— JOB —
Go through the records and copy each line where the word "text" occurs.

— EXERCISE DATA —

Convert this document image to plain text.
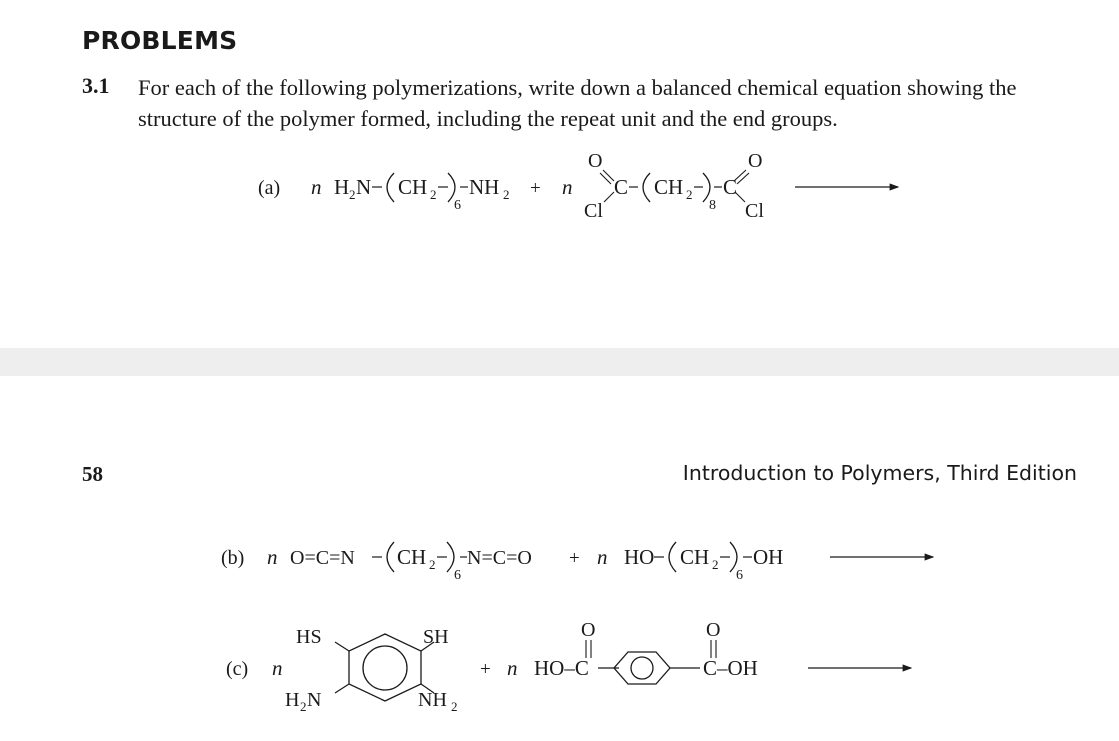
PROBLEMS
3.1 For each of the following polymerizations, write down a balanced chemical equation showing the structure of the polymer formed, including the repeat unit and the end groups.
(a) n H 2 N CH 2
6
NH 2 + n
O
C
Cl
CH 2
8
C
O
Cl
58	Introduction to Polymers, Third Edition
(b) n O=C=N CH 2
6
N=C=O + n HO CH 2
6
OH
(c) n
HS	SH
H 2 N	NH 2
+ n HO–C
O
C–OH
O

--

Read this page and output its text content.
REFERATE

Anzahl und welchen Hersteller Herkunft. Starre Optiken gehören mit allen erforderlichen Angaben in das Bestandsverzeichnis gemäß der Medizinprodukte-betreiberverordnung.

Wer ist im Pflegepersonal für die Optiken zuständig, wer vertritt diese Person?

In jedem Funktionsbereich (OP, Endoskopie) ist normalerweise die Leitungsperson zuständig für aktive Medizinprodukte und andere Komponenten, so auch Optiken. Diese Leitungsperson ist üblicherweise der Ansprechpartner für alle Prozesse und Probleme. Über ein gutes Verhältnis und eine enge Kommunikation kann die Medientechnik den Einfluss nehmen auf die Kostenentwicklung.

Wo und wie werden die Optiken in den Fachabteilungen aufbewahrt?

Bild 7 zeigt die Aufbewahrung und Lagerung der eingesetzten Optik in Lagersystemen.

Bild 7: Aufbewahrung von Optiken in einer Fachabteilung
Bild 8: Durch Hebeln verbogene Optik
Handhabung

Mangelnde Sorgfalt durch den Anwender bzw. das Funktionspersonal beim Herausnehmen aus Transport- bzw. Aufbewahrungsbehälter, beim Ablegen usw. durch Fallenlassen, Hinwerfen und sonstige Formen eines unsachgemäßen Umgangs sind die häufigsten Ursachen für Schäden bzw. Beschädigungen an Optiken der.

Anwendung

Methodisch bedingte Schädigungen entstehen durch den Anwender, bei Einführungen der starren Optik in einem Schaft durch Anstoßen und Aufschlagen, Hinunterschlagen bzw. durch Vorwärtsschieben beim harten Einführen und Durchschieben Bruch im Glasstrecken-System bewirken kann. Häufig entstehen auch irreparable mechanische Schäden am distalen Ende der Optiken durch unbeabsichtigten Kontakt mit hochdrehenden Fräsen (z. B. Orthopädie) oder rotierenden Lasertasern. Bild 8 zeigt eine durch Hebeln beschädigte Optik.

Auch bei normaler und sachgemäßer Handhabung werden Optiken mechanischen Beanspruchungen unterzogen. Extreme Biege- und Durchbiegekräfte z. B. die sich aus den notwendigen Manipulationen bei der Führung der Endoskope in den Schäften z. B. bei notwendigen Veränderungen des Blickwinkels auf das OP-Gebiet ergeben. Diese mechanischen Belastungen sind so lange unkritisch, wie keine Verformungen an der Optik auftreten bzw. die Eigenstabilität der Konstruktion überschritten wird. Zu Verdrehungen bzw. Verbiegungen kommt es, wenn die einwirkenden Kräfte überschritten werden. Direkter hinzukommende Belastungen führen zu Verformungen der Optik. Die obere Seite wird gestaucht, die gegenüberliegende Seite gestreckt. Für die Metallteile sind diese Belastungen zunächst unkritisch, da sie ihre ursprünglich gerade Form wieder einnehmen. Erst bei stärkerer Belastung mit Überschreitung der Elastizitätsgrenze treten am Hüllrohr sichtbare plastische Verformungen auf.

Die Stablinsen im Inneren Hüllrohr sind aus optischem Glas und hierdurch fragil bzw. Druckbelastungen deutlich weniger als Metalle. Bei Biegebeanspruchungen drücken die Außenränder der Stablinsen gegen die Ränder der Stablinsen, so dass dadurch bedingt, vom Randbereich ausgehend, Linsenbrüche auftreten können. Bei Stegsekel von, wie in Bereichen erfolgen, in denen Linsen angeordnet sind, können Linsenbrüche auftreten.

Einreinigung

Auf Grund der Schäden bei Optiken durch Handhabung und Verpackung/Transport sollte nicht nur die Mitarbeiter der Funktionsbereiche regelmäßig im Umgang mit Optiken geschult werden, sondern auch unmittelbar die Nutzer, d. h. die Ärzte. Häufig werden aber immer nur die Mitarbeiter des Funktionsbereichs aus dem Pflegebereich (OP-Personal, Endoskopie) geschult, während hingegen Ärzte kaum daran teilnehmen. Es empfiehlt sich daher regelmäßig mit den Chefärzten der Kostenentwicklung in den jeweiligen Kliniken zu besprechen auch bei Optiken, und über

— COMPLETE RESPONSE —
Convert this document image to plain text.
Read this page and output its text content.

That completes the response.